**SET TASK:** Transcribe exactly the entries from the "What data populates" line to the end, both included, minus pictures.

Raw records
++++

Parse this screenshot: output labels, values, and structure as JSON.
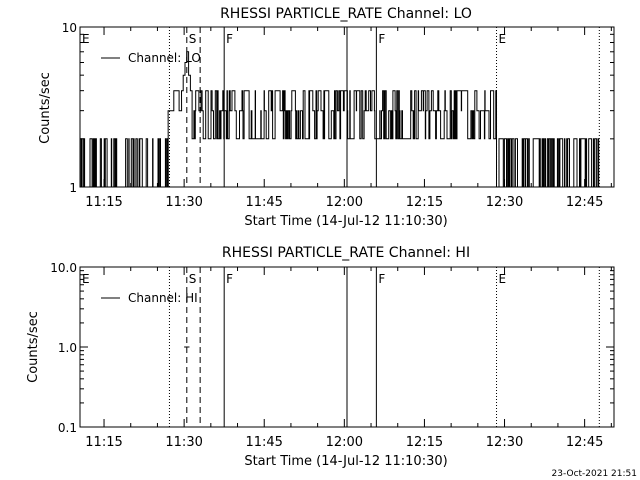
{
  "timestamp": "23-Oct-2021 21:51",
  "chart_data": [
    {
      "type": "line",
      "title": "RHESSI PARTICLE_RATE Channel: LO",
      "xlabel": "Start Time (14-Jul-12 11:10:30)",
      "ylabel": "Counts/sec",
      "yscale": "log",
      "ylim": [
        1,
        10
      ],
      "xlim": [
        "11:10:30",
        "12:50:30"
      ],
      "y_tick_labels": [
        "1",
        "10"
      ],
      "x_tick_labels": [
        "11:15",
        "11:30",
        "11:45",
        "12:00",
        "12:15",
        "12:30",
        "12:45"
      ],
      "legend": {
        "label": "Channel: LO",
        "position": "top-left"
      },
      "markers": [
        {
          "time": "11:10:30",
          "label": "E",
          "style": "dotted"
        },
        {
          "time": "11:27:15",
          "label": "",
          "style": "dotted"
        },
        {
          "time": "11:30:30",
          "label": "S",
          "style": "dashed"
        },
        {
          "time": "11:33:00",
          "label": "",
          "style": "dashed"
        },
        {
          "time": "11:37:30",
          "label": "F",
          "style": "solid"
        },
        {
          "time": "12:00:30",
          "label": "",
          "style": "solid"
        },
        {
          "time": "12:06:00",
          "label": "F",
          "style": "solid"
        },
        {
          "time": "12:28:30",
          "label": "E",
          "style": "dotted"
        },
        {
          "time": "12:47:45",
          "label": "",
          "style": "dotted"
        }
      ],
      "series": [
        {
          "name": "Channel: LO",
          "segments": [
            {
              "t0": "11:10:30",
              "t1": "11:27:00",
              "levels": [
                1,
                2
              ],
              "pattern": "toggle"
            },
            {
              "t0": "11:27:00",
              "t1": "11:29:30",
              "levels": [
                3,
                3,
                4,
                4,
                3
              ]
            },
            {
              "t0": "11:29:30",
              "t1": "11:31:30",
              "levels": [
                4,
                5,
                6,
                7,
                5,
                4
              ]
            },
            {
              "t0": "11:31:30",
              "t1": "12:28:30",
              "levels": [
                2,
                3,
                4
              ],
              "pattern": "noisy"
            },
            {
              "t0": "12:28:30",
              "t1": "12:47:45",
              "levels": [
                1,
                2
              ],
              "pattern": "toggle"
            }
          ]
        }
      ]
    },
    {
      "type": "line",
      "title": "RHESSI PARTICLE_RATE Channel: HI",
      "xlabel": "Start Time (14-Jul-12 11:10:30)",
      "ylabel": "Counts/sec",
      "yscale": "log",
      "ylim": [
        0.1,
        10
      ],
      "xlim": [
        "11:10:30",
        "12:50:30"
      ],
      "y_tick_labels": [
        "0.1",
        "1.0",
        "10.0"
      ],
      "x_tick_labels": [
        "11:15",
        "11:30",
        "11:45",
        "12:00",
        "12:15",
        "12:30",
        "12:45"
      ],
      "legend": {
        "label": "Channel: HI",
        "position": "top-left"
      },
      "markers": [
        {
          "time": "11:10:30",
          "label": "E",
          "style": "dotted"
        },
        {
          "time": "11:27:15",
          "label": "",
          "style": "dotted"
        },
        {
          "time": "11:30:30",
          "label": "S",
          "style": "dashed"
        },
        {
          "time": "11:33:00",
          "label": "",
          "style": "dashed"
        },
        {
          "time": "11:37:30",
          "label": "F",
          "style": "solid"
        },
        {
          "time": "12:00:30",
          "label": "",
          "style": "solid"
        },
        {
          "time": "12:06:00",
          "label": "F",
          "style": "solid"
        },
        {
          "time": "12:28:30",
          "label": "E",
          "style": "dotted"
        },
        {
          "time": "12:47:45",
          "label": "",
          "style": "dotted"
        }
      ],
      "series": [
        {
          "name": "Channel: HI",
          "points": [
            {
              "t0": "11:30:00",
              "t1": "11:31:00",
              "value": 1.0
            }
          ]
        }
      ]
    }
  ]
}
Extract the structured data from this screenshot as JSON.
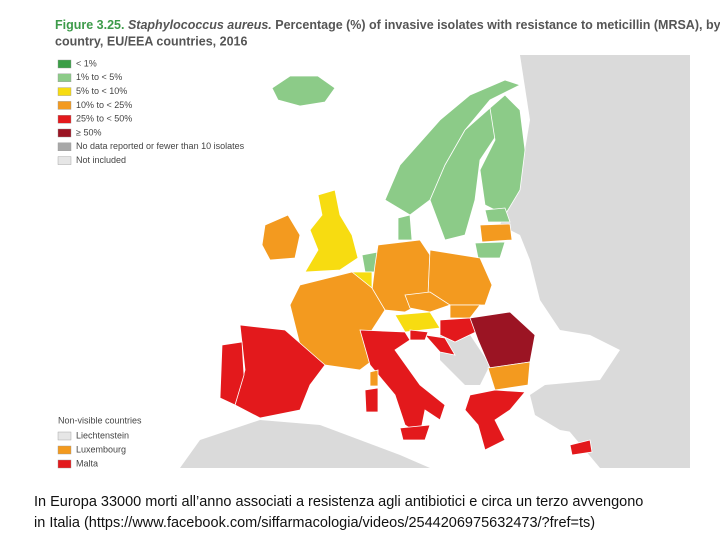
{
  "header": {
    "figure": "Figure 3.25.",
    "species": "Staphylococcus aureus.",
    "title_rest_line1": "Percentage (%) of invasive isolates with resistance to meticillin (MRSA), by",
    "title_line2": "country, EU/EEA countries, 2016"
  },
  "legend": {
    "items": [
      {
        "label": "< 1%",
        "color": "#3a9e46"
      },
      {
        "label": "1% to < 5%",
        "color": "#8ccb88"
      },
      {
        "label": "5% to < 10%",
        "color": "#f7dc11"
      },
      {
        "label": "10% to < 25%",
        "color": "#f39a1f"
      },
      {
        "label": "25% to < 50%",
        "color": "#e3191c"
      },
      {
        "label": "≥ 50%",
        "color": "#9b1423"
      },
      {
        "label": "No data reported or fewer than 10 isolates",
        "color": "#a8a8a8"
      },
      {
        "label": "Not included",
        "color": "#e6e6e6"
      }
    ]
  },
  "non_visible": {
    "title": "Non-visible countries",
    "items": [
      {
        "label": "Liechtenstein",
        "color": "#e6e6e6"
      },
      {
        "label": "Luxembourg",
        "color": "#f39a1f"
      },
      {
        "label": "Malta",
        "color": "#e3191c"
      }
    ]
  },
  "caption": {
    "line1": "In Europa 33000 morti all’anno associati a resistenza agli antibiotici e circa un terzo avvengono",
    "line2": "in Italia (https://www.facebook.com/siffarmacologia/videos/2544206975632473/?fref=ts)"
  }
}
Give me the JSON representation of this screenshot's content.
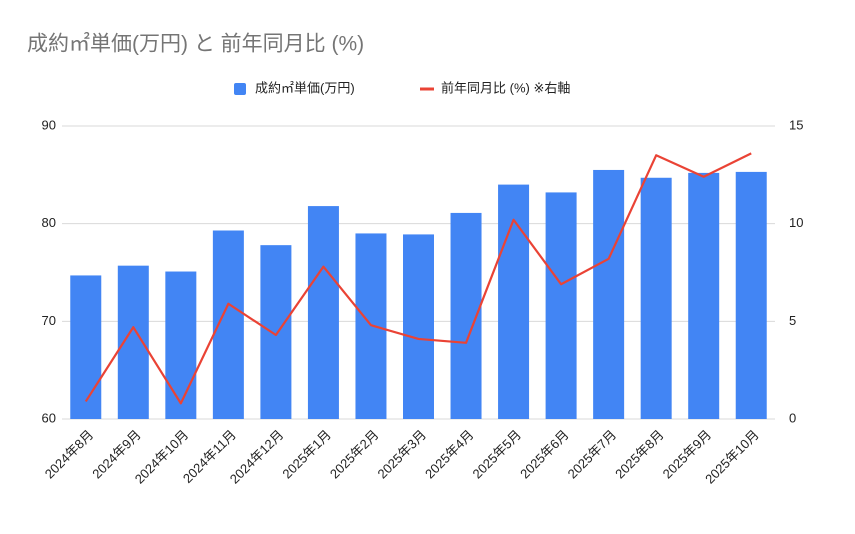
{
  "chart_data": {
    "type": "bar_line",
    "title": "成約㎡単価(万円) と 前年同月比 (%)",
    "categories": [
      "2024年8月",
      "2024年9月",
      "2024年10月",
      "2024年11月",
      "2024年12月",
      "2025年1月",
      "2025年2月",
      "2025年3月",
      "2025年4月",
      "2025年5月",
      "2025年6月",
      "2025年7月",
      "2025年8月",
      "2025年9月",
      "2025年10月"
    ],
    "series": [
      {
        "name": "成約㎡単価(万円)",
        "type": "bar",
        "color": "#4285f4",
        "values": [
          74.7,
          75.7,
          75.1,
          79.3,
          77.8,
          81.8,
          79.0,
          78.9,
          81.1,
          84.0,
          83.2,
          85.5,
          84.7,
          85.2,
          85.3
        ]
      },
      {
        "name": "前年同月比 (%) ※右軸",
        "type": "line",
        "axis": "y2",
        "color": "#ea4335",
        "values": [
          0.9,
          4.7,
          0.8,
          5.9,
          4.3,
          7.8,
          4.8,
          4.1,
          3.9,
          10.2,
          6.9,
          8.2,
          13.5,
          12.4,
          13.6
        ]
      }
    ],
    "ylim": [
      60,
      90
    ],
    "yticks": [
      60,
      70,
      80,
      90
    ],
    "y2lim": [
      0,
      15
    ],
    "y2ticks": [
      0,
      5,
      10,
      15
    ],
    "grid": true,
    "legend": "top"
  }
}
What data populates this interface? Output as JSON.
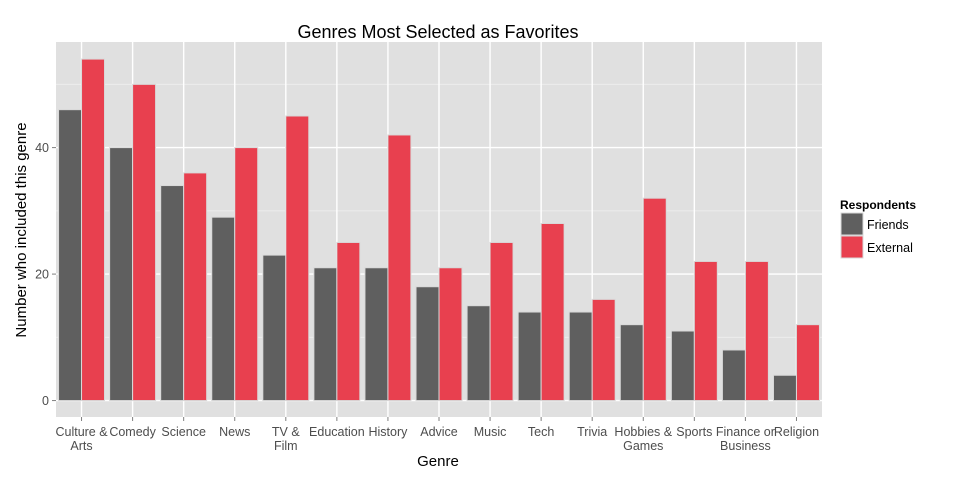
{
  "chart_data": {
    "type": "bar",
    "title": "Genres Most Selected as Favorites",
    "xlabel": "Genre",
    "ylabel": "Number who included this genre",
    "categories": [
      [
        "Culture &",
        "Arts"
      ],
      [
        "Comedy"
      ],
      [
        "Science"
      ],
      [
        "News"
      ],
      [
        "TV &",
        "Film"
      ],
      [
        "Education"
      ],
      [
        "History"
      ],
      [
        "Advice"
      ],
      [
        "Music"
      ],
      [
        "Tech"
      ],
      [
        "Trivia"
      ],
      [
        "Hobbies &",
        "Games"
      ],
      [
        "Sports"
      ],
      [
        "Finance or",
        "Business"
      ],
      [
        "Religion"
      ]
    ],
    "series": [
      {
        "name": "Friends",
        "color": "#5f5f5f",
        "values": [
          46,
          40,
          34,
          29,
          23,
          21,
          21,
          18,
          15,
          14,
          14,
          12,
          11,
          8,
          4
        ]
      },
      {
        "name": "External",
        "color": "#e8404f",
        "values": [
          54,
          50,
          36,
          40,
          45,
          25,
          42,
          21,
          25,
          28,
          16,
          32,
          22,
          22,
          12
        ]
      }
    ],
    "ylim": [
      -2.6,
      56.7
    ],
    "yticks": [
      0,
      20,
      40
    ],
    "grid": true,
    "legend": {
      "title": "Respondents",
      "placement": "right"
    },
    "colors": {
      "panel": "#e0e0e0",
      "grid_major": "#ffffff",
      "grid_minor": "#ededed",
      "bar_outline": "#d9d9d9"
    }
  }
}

++++

**TASK RESULT:**
What data populates this interface? Output as JSON.
{
  "chart_data": {
    "type": "bar",
    "title": "Genres Most Selected as Favorites",
    "xlabel": "Genre",
    "ylabel": "Number who included this genre",
    "categories": [
      [
        "Culture &",
        "Arts"
      ],
      [
        "Comedy"
      ],
      [
        "Science"
      ],
      [
        "News"
      ],
      [
        "TV &",
        "Film"
      ],
      [
        "Education"
      ],
      [
        "History"
      ],
      [
        "Advice"
      ],
      [
        "Music"
      ],
      [
        "Tech"
      ],
      [
        "Trivia"
      ],
      [
        "Hobbies &",
        "Games"
      ],
      [
        "Sports"
      ],
      [
        "Finance or",
        "Business"
      ],
      [
        "Religion"
      ]
    ],
    "series": [
      {
        "name": "Friends",
        "color": "#5f5f5f",
        "values": [
          46,
          40,
          34,
          29,
          23,
          21,
          21,
          18,
          15,
          14,
          14,
          12,
          11,
          8,
          4
        ]
      },
      {
        "name": "External",
        "color": "#e8404f",
        "values": [
          54,
          50,
          36,
          40,
          45,
          25,
          42,
          21,
          25,
          28,
          16,
          32,
          22,
          22,
          12
        ]
      }
    ],
    "ylim": [
      -2.6,
      56.7
    ],
    "yticks": [
      0,
      20,
      40
    ],
    "grid": true,
    "legend": {
      "title": "Respondents",
      "placement": "right"
    },
    "colors": {
      "panel": "#e0e0e0",
      "grid_major": "#ffffff",
      "grid_minor": "#ededed",
      "bar_outline": "#d9d9d9"
    }
  }
}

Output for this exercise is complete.